• **EXERCISE OBJECTIVE**: Write out every entry precisely as given, leaving the pictures out.

• **Dataset entries**:
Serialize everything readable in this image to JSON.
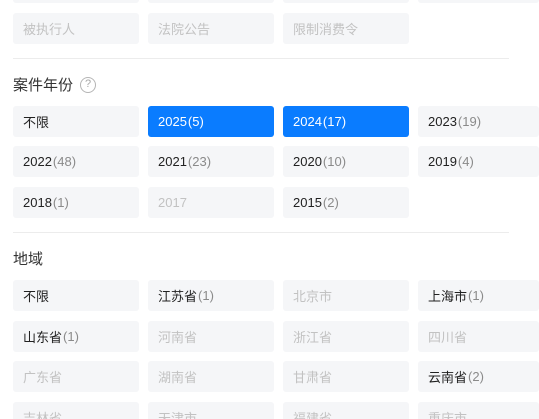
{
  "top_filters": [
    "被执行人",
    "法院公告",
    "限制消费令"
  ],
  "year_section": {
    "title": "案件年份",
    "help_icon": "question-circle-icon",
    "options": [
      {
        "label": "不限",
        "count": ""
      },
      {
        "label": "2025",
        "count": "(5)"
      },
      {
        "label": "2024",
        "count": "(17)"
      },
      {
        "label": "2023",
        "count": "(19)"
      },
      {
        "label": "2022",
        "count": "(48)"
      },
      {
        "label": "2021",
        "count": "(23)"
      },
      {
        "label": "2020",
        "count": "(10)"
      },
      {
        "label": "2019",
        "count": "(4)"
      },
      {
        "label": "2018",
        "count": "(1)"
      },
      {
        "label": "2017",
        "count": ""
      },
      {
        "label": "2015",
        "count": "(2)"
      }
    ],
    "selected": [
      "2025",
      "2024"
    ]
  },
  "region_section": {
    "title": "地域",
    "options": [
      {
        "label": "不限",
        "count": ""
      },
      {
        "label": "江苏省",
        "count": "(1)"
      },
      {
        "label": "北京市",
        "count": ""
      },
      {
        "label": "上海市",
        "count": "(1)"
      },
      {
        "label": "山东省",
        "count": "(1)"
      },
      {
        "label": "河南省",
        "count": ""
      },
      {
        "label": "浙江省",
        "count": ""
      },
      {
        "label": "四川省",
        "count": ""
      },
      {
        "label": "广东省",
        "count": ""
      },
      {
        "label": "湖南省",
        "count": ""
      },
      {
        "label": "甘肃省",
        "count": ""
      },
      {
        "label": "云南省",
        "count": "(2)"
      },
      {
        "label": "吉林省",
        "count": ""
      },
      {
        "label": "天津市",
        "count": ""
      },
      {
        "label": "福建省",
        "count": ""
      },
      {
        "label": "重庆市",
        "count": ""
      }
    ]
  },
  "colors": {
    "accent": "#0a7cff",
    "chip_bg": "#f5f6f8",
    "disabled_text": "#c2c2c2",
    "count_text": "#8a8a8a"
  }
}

• **RESPONSE**:
Serialize everything readable in this image to JSON.
{
  "top_filters": [
    "被执行人",
    "法院公告",
    "限制消费令"
  ],
  "year_section": {
    "title": "案件年份",
    "help_icon": "question-circle-icon",
    "options": [
      {
        "label": "不限",
        "count": ""
      },
      {
        "label": "2025",
        "count": "(5)"
      },
      {
        "label": "2024",
        "count": "(17)"
      },
      {
        "label": "2023",
        "count": "(19)"
      },
      {
        "label": "2022",
        "count": "(48)"
      },
      {
        "label": "2021",
        "count": "(23)"
      },
      {
        "label": "2020",
        "count": "(10)"
      },
      {
        "label": "2019",
        "count": "(4)"
      },
      {
        "label": "2018",
        "count": "(1)"
      },
      {
        "label": "2017",
        "count": ""
      },
      {
        "label": "2015",
        "count": "(2)"
      }
    ],
    "selected": [
      "2025",
      "2024"
    ]
  },
  "region_section": {
    "title": "地域",
    "options": [
      {
        "label": "不限",
        "count": ""
      },
      {
        "label": "江苏省",
        "count": "(1)"
      },
      {
        "label": "北京市",
        "count": ""
      },
      {
        "label": "上海市",
        "count": "(1)"
      },
      {
        "label": "山东省",
        "count": "(1)"
      },
      {
        "label": "河南省",
        "count": ""
      },
      {
        "label": "浙江省",
        "count": ""
      },
      {
        "label": "四川省",
        "count": ""
      },
      {
        "label": "广东省",
        "count": ""
      },
      {
        "label": "湖南省",
        "count": ""
      },
      {
        "label": "甘肃省",
        "count": ""
      },
      {
        "label": "云南省",
        "count": "(2)"
      },
      {
        "label": "吉林省",
        "count": ""
      },
      {
        "label": "天津市",
        "count": ""
      },
      {
        "label": "福建省",
        "count": ""
      },
      {
        "label": "重庆市",
        "count": ""
      }
    ]
  },
  "colors": {
    "accent": "#0a7cff",
    "chip_bg": "#f5f6f8",
    "disabled_text": "#c2c2c2",
    "count_text": "#8a8a8a"
  }
}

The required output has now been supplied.